Items listed in a dataset
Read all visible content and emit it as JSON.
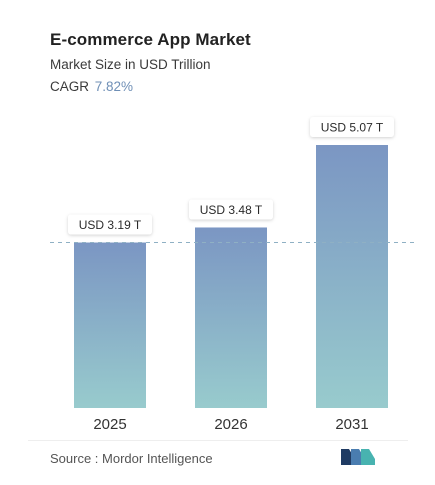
{
  "header": {
    "title": "E-commerce App Market",
    "subtitle": "Market Size in USD Trillion",
    "cagr_label": "CAGR",
    "cagr_value": "7.82%"
  },
  "footer": {
    "source": "Source :  Mordor Intelligence",
    "logo_icon": "mordor-intelligence-logo-icon"
  },
  "colors": {
    "bar_top": "#7b96c3",
    "bar_bottom": "#98cbcd",
    "accent": "#6f8fb6",
    "reference_line": "#8fb0c4"
  },
  "chart_data": {
    "type": "bar",
    "title": "E-commerce App Market",
    "subtitle": "Market Size in USD Trillion",
    "categories": [
      "2025",
      "2026",
      "2031"
    ],
    "values": [
      3.19,
      3.48,
      5.07
    ],
    "data_labels": [
      "USD 3.19 T",
      "USD 3.48 T",
      "USD 5.07 T"
    ],
    "reference_line": 3.19,
    "xlabel": "",
    "ylabel": "",
    "ylim": [
      0,
      5.07
    ],
    "grid": false,
    "legend": "none"
  }
}
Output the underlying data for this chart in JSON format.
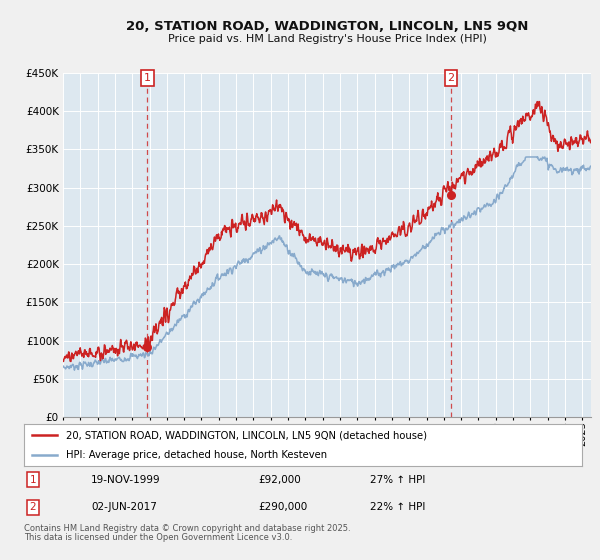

## TASK GOAL
Write every record out again exactly; no pictures belong in the copy.

## CORRECT RESPONSE
Read all visible content and emit it as JSON.
{
  "header": {
    "title": "E-commerce App Market",
    "subtitle": "Market Size in USD Trillion",
    "cagr_label": "CAGR",
    "cagr_value": "7.82%"
  },
  "footer": {
    "source": "Source :  Mordor Intelligence",
    "logo_icon": "mordor-intelligence-logo-icon"
  },
  "colors": {
    "bar_top": "#7b96c3",
    "bar_bottom": "#98cbcd",
    "accent": "#6f8fb6",
    "reference_line": "#8fb0c4"
  },
  "chart_data": {
    "type": "bar",
    "title": "E-commerce App Market",
    "subtitle": "Market Size in USD Trillion",
    "categories": [
      "2025",
      "2026",
      "2031"
    ],
    "values": [
      3.19,
      3.48,
      5.07
    ],
    "data_labels": [
      "USD 3.19 T",
      "USD 3.48 T",
      "USD 5.07 T"
    ],
    "reference_line": 3.19,
    "xlabel": "",
    "ylabel": "",
    "ylim": [
      0,
      5.07
    ],
    "grid": false,
    "legend": "none"
  }
}
Output the underlying data for this chart in JSON format.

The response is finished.